* Instruction: All lines in the data bearing the string "that" should be identified and copied.

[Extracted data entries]
▽
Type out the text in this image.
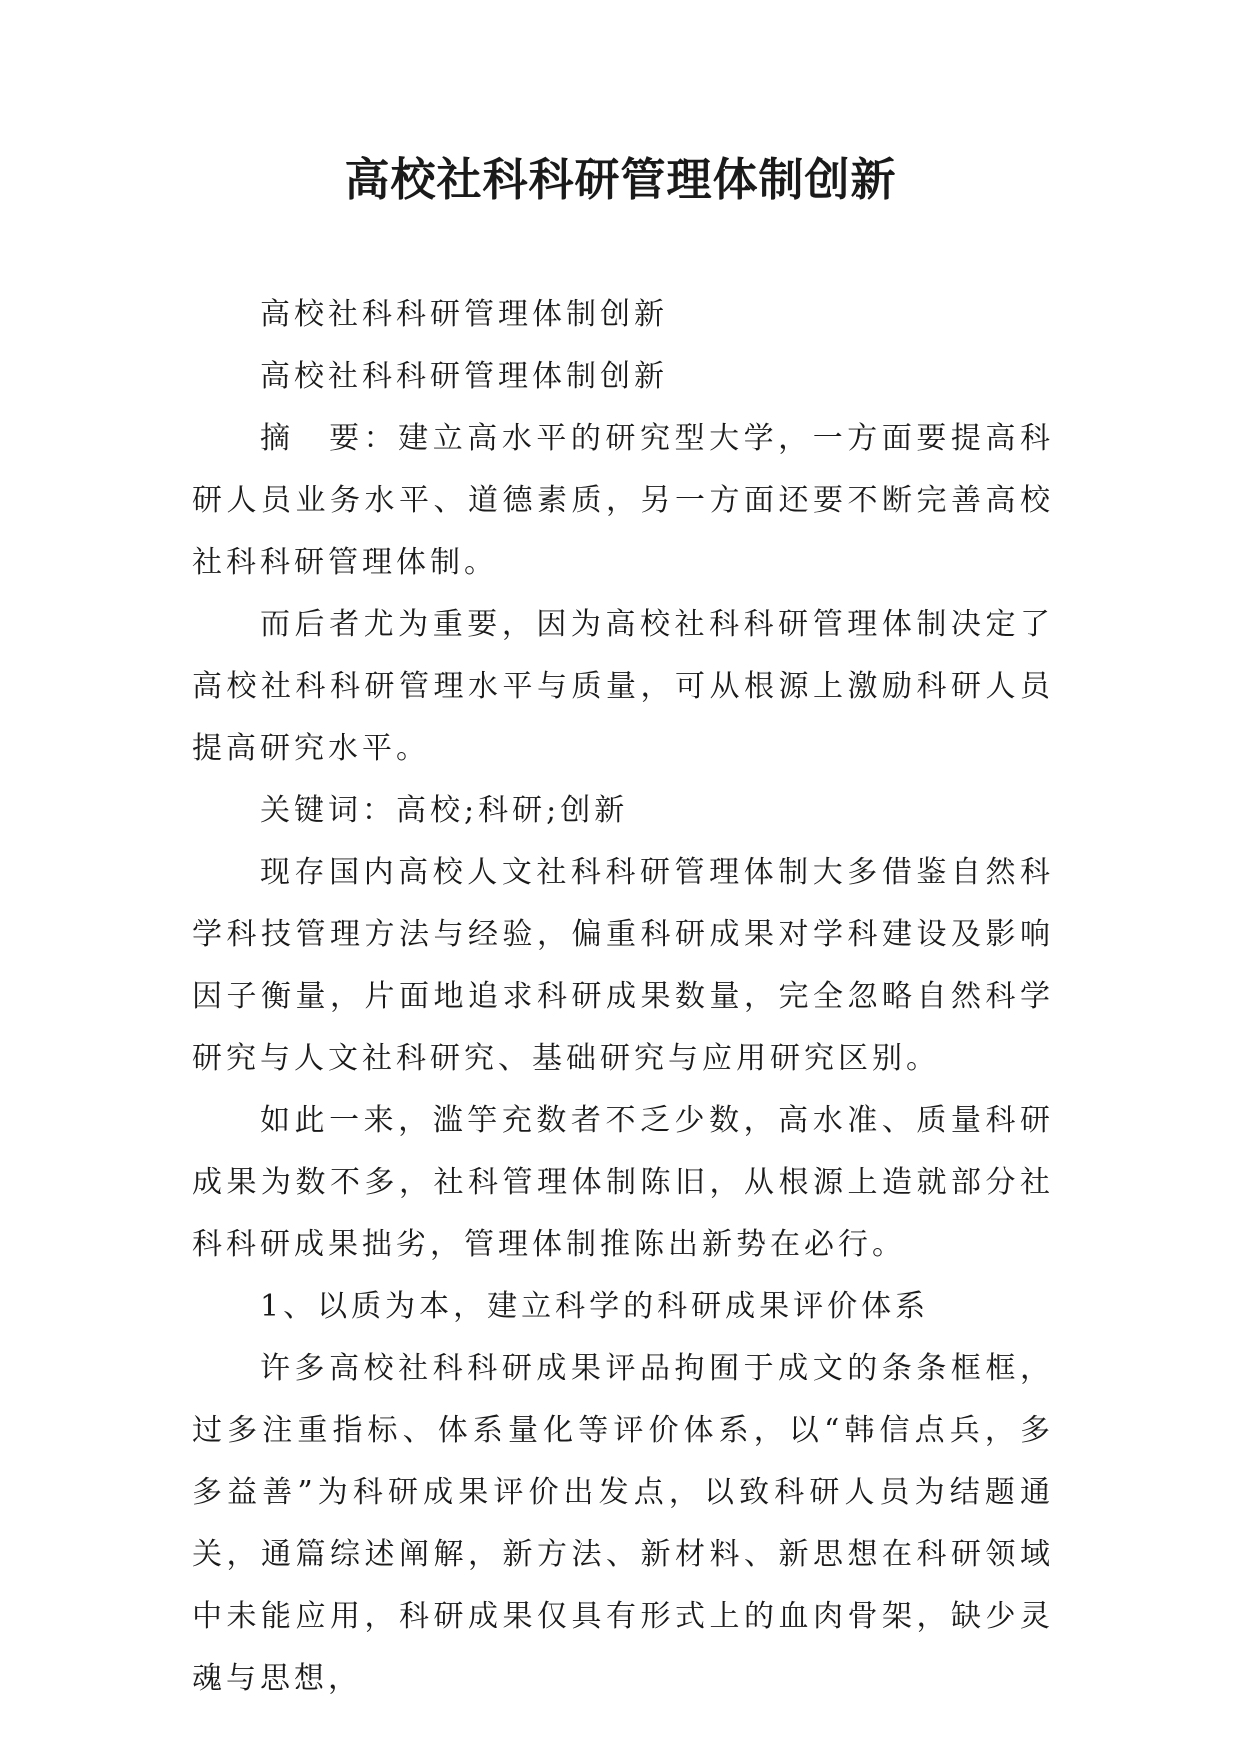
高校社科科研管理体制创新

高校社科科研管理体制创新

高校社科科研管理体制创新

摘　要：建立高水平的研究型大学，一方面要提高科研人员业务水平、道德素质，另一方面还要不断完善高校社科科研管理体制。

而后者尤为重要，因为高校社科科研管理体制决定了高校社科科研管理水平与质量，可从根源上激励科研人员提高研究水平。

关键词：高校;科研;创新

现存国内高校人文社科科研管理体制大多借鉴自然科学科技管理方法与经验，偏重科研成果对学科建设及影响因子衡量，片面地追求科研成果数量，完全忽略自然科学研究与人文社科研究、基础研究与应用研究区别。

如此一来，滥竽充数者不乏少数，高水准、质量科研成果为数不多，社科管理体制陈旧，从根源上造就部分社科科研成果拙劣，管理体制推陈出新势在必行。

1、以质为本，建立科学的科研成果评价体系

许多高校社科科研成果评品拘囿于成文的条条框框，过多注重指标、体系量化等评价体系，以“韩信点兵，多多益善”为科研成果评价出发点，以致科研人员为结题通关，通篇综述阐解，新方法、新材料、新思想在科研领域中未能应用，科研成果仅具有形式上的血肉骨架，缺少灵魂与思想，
△
▽
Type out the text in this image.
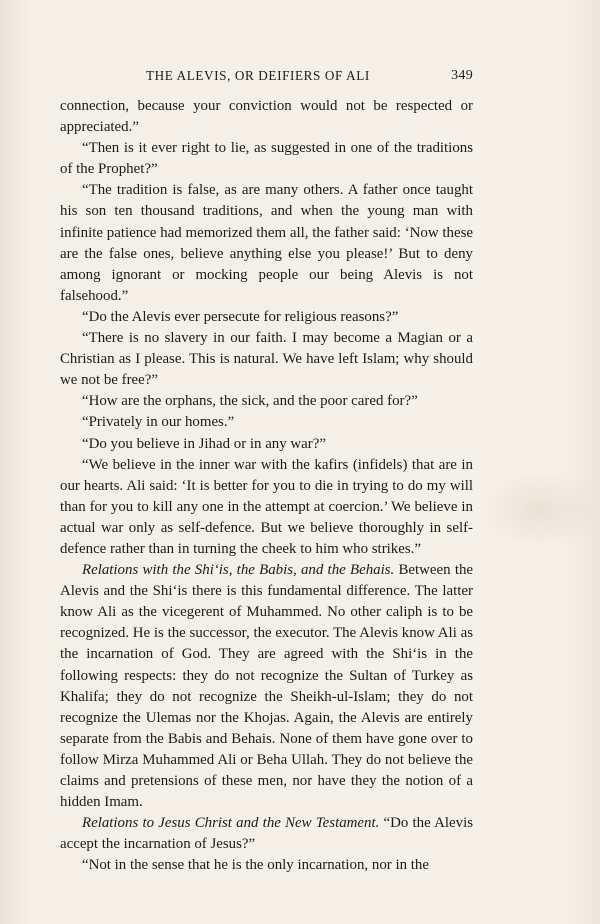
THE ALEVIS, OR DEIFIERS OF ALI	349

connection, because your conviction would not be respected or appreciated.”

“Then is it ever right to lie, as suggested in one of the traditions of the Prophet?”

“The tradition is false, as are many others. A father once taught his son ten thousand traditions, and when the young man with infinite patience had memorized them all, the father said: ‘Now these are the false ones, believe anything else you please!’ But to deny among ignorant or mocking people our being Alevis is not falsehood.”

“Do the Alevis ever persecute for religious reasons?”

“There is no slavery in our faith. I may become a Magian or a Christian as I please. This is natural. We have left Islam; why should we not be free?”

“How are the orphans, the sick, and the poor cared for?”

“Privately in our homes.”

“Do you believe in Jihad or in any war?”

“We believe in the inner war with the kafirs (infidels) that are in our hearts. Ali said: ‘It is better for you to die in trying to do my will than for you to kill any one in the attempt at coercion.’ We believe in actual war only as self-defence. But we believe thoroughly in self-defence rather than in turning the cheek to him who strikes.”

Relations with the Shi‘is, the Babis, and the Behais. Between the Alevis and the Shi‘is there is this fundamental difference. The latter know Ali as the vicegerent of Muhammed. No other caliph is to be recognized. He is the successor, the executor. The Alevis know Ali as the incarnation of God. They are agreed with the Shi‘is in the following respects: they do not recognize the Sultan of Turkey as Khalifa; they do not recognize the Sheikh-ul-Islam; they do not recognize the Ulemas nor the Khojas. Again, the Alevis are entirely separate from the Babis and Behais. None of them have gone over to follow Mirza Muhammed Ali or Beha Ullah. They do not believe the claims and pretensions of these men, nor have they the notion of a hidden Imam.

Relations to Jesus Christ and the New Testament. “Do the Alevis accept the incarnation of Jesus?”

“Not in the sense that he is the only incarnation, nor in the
△
▽
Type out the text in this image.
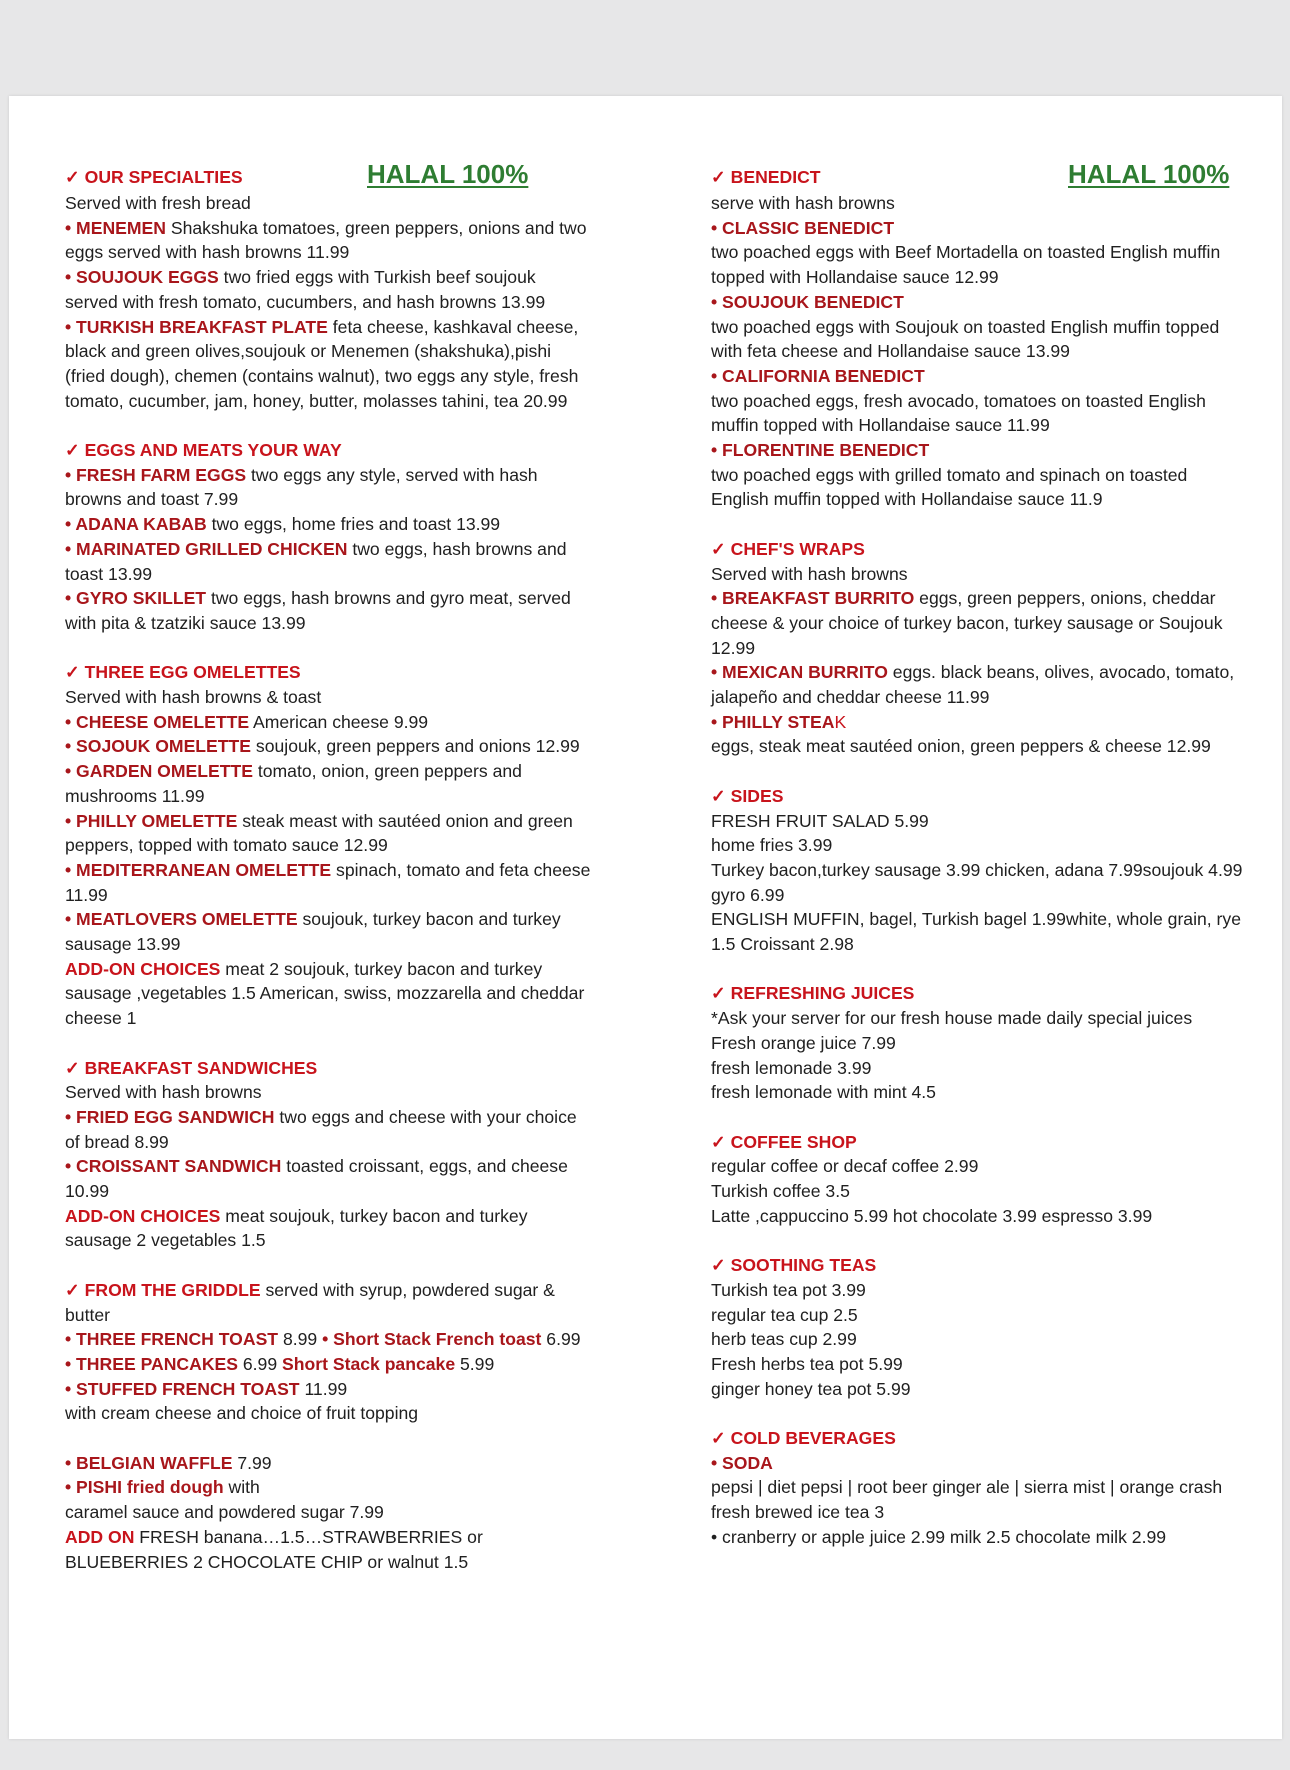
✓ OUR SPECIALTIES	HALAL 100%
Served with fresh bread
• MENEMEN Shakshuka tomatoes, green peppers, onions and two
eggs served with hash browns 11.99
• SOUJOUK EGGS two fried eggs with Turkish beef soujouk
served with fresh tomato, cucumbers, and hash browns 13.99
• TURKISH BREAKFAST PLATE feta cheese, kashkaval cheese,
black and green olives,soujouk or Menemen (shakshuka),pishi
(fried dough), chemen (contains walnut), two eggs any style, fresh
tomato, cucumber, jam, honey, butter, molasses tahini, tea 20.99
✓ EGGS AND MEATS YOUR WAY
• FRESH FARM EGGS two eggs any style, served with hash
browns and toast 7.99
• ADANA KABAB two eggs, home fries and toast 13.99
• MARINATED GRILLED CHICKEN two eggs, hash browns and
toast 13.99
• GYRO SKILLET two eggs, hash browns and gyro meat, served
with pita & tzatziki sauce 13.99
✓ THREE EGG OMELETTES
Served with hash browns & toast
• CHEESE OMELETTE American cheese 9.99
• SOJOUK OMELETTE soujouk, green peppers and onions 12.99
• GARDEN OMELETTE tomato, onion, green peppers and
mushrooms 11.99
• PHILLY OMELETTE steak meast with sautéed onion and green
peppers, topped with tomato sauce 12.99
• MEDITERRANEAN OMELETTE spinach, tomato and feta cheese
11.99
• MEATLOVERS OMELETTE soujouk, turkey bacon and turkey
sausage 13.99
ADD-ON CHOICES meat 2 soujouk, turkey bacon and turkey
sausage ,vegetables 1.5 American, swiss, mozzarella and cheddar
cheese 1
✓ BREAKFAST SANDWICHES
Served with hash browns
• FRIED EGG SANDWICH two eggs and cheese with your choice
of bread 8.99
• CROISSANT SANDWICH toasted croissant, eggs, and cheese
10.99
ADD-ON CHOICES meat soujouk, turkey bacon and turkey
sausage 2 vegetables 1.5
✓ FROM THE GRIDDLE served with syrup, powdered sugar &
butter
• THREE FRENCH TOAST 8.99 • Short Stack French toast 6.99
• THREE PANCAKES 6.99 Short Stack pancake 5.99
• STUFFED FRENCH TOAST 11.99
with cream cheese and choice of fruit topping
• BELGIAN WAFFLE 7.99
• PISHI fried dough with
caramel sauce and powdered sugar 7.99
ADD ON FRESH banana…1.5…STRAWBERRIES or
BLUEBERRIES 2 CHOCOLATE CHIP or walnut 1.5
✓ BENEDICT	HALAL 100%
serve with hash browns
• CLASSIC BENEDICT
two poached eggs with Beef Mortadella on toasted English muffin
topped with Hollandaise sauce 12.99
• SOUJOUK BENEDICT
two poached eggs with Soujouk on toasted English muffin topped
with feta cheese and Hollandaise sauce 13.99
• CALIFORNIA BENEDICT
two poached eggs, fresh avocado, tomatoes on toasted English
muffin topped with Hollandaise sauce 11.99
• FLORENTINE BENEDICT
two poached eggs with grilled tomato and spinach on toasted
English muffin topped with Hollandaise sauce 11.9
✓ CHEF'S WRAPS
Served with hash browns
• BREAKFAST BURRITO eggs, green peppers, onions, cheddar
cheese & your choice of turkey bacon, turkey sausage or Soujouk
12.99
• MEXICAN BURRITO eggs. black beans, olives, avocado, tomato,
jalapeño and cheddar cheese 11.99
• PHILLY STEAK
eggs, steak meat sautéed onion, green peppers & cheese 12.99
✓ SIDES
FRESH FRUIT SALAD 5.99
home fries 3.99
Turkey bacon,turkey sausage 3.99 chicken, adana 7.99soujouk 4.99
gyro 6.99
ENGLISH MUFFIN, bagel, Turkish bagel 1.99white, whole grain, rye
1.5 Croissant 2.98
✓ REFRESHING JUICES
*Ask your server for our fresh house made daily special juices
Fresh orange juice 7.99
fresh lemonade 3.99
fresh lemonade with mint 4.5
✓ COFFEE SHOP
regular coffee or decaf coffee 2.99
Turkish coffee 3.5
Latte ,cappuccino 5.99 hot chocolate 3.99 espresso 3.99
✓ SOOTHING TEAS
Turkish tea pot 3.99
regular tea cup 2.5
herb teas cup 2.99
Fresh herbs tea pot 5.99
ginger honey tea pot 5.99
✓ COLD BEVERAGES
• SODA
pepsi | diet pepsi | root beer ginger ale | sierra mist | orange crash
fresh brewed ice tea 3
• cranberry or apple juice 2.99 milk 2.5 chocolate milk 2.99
△
* Solution to this exercise:
“We believe in the inner war with the kafirs (infidels) that are in our hearts. Ali said: ‘It is better for you to die in trying to do my will than for you to kill any one in the attempt at coercion.’ We believe in actual war only as self-defence. But we believe thoroughly in self-defence rather than in turning the cheek to him who strikes.”
“Not in the sense that he is the only incarnation, nor in the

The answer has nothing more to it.